Activity list
(a) From the article on Riot Platforms' 2025 results, extract the text between "Riot’s average cost" and "was $13 million.", inclusive.
(b) In the article on Riot Platforms' 2025 results, how many acres of land did Riot buy in Rockdale, Texas?
(c) Say whether each statement agrees with the article on Riot Platforms' 2025 results. Answer yes or no for each and quote the deciding words. (i) Riot produced more Bitcoin in 2025 than in 2024. (ii) Riot reported a net profit for 2025. (iii) All of Riot's year-end cash was unrestricted.

━━━━━ Document extract

Riot Platforms reported record 2025 revenue of $647.4 million, up 72% from $376.7 million a year earlier. The company said the increase was largely driven by a $255.3 million jump in Bitcoin mining revenue, which rose to $576.3 million as Riot expanded operational hash rate and benefited from higher average Bitcoin prices. Riot produced 5,686 BTC in 2025, compared with 4,828 BTC in 2024.
Riot’s average cost to mine one Bitcoin (excluding depreciation) climbed to $49,645 from $32,216 the prior year. The company attributed the rise mainly to a 47% increase in the global network hash rate, which raised mining difficulty, although a 68% increase in power credits partially offset that pressure. Engineering revenue also grew, reaching $64.7 million versus $38.5 million in 2024.
Despite higher revenue, Riot reported a net loss of $663 million for 2025, driven by accounting adjustments and changes in the paper value of its Bitcoin holdings. Adjusted EBITDA for the year was $13 million.
At year-end, Riot held 18,005 BTC on its balance sheet, including 3,977 BTC pledged as collateral. Using a year-end Bitcoin price of $87,498, those holdings were valued at roughly $1.6 billion. The company also reported $309.8 million in cash, of which $76.3 million was restricted.
In January, Riot entered a data-center agreement with chipmaker AMD and sold Bitcoin to buy 200 acres of land in Rockdale, Texas. That move follows pressure from activist investor Starboard Value, which suggested Riot’s shift toward artificial intelligence and high-performance computing could justify a valuation as high as $21 billion and urged the company to accelerate the transition.

━━━━━━━━━━
━━━━━ Source information

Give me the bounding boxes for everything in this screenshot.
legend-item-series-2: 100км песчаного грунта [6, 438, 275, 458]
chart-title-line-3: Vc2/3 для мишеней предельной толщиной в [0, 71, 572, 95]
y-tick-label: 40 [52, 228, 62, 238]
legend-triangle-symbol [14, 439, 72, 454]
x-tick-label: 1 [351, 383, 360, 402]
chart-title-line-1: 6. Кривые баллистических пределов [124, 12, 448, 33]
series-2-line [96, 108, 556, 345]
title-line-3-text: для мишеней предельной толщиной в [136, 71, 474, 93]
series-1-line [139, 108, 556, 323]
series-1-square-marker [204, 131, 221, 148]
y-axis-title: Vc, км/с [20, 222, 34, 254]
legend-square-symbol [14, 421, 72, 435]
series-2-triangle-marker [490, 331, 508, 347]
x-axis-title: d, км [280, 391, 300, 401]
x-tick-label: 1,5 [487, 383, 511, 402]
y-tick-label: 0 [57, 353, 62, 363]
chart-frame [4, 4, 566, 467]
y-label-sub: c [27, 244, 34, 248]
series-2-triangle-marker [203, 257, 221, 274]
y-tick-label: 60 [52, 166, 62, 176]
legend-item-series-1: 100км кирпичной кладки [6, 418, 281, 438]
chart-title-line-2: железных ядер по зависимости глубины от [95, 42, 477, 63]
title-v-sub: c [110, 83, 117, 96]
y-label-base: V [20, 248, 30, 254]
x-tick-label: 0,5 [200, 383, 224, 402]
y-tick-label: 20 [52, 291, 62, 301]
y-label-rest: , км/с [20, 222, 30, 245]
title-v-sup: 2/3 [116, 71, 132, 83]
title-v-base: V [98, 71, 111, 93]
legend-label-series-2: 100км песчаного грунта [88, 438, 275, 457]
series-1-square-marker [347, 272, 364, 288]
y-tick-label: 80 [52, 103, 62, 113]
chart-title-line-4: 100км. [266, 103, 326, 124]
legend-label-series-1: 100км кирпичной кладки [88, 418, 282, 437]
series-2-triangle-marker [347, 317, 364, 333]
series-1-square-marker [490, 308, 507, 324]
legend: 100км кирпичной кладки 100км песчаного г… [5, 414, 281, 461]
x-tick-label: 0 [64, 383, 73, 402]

━━━━━━━━━━

Solution list
(a)
Riot’s average cost to mine one Bitcoin (excluding depreciation) climbed to $49,645 from $32,216 the prior year. The company attributed the rise mainly to a 47% increase in the global network hash rate, which raised mining difficulty, although a 68% increase in power credits partially offset that pressure. Engineering revenue also grew, reaching $64.7 million versus $38.5 million in 2024.
Despite higher revenue, Riot reported a net loss of $663 million for 2025, driven by accounting adjustments and changes in the paper value of its Bitcoin holdings. Adjusted EBITDA for the year was $13 million.

(b) 200 acres.

(c)
(i) Yes: "Riot produced 5,686 BTC in 2025, compared with 4,828 BTC in 2024."
(ii) No: "Riot reported a net loss of $663 million for 2025"
(iii) No: "of which $76.3 million was restricted"